::: SELECTED EXTRACT

A ready-to-copy Notion meeting notes template with agenda, decisions, action items, owners, and follow-up fields. Covers how to build it in Notion and when AI transcription fills the gaps.

作者:Notelyn Team發布於 2026年6月30日14 分鐘閱讀

What Should a Notion Meeting Notes Template Include?

The fields you include determine what gets captured and what disappears. Most teams underdesign meeting notes by documenting what was discussed but not what was decided or who owns what next. A discussion summary without a decisions section is a conversation record, not a meeting record.

A Notion meeting notes template that produces a document people actually reference later needs eight fields. Each one serves a different purpose: some create context, some capture outcomes, and the action items table is where accountability lives. The sections below cover each field in order. When building this as a Notion database template, keep the fields in this sequence — it matches how meetings typically flow and means the note-taker always knows what comes next.

A meeting notes template with separate sections for Decisions and Action Items is not a formatting preference — it is what makes the record worth opening after the week is over.
  1. 1

    Meeting header

    Meeting name, date, time, and platform or location. This metadata makes the record searchable weeks later and distinguishes a 'Q3 budget review' from a 'weekly team sync' when both live in the same Notion database.

  2. 2

    Attendees

    Names and roles for everyone present. For recurring project meetings, also note who was absent — their absence affects which decisions can be considered final and whether any items need to be revisited.

::::::

## TO-DO LIST
1. How would you render this sentence from the Notion meeting notes article in Spanish: "A discussion summary without a decisions section is a conversation record, not a meeting record."
2. Does the Notion meeting notes article support each of these statements? Answer yes or no, quoting the deciding words: (a) The recommended template needs eight fields. (b) The Attendees field should list names only, without roles. (c) For recurring project meetings, the note-taker should also record who was absent.
3. Can you extend the Notion meeting notes article past its last sentence, keeping its style and structure?

::: INFORMATION SUPPLIED

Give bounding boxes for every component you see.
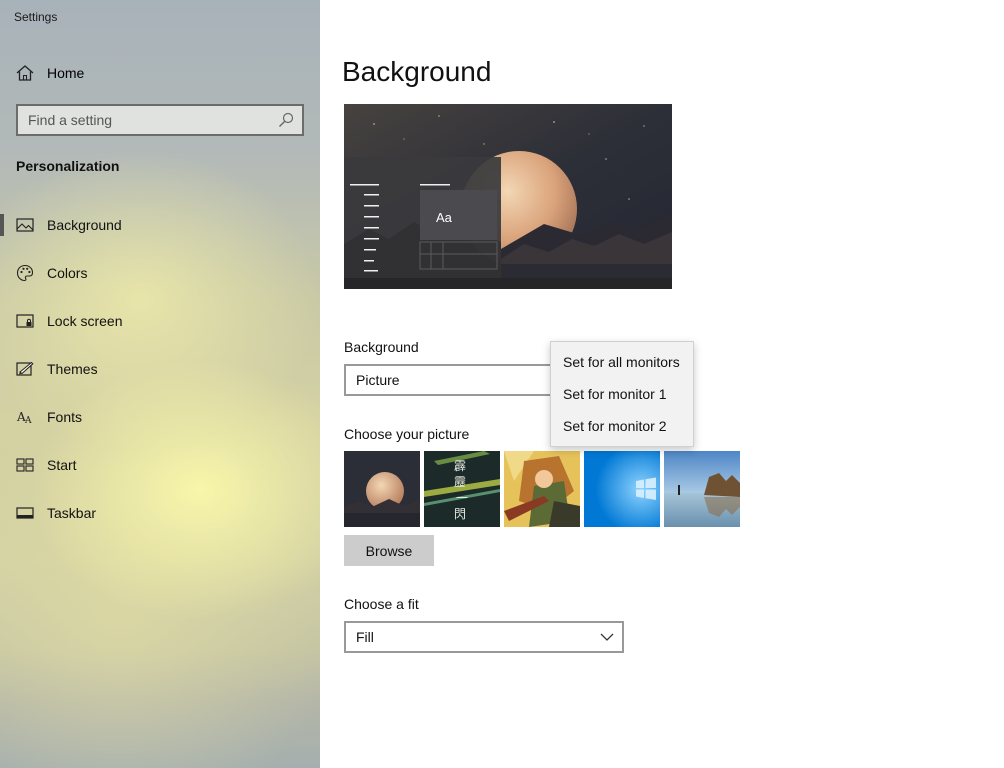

::::::

## TASK-BY-TASK ANSWERS
1. Un resumen de la discusión sin una sección de decisiones es un registro de una conversación, no un registro de una reunión.

2.
(a) Yes: "needs eight fields"
(b) No: "Names and roles for everyone present."
(c) Yes: "For recurring project meetings, also note who was absent"

3.
  3. 3

    Agenda

    A numbered list of planned topics, ideally filled in before the meeting starts. Comparing the agenda to what was actually covered reveals scope drift and ensures nothing scheduled was skipped. Pre-fill this field in your Notion template so you are prompted to draft it before every session.

  4. 4

    Discussion notes

    Brief notes per agenda item, organized by topic. Three to five bullets per item is usually sufficient. This section is context, not a transcript — capture the substance of what was said, not every exchange.

  5. 5

    Decisions made

    The single most valuable section and the one most commonly omitted. Write each decision as a clear declarative statement: what was agreed, not what was discussed. If no decision was reached on an item, write 'Decision: Deferred to next meeting pending X.' That explicit note prevents the same item from being relitigated without new information.

  6. 6

    Action items table

    A three-column table: Task, Owner, Due Date. Each row is one task. The task description should start with a specific verb — not 'vendor contract' but 'Send the signed vendor contract to legal.' One named person per task, and a calendar date rather than relative language like 'next week.'

  7. 7

    Open questions and parking lot

    Topics raised but not resolved during the meeting. Transfer these to the next meeting's agenda before distributing the notes. Without a dedicated field, unresolved items disappear from the record and resurface later without the context that surrounded them.

  8. 8

    Next meeting

    Date, time, and any confirmed agenda items from this session's parking lot. Closing the record with this information connects each meeting to the next rather than producing a series of isolated documents.

The Complete Notion Meeting Notes Template

Below is the full template, formatted to copy directly into a Notion page or database template. Text in brackets shows what each section should contain when filled in.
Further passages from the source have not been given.